# INSTRUCTIONS TO FOLLOW
Select from the data all lines with the word "object".

# RECORDS FOR THIS EXERCISE
* * *
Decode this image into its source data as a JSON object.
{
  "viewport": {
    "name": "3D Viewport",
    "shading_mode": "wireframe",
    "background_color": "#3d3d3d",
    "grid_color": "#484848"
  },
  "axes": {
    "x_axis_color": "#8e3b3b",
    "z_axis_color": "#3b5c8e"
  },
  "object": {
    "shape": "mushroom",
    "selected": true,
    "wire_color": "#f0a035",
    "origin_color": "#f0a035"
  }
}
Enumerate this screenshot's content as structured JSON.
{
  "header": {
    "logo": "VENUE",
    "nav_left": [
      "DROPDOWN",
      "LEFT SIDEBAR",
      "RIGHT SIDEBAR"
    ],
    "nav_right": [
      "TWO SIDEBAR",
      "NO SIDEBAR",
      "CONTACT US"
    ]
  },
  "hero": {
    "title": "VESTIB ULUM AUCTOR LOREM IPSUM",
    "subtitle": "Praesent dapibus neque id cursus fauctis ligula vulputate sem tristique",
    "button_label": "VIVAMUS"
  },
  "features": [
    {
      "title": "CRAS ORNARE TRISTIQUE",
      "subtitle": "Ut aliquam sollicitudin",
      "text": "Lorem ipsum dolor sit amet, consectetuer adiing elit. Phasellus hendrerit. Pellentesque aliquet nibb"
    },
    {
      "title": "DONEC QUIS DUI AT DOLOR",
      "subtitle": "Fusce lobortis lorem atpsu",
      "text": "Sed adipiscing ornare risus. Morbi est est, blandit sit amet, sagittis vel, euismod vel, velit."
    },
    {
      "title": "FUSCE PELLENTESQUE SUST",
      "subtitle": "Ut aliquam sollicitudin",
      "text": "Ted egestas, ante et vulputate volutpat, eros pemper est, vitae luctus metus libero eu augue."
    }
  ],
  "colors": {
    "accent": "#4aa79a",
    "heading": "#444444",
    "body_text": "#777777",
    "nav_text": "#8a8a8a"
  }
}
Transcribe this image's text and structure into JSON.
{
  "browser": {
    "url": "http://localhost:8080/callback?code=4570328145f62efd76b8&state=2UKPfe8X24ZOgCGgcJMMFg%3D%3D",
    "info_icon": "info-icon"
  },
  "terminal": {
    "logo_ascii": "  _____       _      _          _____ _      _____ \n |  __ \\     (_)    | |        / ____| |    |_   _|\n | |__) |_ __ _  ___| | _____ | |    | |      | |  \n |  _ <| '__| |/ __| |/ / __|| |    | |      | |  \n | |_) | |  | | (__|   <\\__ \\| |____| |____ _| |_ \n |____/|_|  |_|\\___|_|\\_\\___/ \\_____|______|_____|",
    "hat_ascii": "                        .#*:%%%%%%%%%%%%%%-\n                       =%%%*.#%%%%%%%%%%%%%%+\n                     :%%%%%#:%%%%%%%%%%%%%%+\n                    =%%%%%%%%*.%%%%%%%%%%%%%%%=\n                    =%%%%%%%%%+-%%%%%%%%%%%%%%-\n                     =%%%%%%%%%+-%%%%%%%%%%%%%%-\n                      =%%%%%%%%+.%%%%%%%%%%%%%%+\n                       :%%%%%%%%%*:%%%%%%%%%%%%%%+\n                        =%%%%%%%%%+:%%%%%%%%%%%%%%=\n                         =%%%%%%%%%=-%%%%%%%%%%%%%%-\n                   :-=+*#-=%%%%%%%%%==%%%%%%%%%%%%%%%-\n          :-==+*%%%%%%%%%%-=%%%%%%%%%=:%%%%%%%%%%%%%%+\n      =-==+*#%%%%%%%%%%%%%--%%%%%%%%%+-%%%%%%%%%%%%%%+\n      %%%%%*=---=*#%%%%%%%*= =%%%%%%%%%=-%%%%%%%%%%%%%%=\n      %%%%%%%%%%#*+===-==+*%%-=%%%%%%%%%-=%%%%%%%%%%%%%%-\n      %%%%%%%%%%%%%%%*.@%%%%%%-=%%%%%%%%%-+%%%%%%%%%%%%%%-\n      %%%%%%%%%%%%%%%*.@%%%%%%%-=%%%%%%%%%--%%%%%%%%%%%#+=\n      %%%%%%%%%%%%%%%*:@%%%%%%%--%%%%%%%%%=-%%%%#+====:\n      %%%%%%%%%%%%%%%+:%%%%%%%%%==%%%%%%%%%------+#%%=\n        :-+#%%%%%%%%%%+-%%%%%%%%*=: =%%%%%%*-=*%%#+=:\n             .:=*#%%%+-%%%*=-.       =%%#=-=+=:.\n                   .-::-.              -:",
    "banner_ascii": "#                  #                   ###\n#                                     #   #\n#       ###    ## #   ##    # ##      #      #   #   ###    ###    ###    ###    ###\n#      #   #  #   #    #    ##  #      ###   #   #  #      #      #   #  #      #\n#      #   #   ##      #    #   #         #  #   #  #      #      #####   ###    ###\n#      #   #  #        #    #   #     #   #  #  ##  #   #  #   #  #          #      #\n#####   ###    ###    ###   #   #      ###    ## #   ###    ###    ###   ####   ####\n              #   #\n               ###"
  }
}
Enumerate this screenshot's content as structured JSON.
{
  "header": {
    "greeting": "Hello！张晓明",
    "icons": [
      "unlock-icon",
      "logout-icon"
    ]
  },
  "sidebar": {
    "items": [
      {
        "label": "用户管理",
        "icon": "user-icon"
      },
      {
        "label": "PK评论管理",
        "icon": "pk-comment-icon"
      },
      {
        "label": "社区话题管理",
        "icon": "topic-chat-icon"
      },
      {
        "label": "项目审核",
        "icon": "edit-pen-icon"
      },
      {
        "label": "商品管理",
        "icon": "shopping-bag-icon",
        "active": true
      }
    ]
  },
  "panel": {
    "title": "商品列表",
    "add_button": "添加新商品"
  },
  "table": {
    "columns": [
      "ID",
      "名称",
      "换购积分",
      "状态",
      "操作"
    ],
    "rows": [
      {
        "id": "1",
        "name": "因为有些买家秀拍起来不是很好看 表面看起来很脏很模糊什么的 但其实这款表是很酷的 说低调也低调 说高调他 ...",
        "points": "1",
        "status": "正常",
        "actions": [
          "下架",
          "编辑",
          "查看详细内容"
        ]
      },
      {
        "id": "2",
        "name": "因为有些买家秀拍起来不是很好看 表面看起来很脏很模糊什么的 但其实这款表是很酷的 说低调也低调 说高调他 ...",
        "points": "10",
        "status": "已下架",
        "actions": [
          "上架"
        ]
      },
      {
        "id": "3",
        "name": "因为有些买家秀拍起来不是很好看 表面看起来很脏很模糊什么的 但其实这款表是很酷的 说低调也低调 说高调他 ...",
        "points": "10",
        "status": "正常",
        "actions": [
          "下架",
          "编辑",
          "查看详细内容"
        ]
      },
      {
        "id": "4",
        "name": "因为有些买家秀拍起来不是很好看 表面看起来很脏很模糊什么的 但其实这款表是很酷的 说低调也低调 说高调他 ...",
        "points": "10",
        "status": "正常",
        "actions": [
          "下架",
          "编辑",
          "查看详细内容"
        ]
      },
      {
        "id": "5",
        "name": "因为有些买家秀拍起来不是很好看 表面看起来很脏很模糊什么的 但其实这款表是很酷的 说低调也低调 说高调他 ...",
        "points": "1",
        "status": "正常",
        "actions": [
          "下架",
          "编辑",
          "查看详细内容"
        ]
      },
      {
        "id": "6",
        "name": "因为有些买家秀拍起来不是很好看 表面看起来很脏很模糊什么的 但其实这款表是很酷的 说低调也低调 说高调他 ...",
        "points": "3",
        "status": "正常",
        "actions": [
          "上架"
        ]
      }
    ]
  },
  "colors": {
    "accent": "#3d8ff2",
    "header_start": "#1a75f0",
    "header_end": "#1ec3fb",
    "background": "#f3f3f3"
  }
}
* * *
# TASK RESULT
Decode this image into its source data as a JSON object.
  "object": {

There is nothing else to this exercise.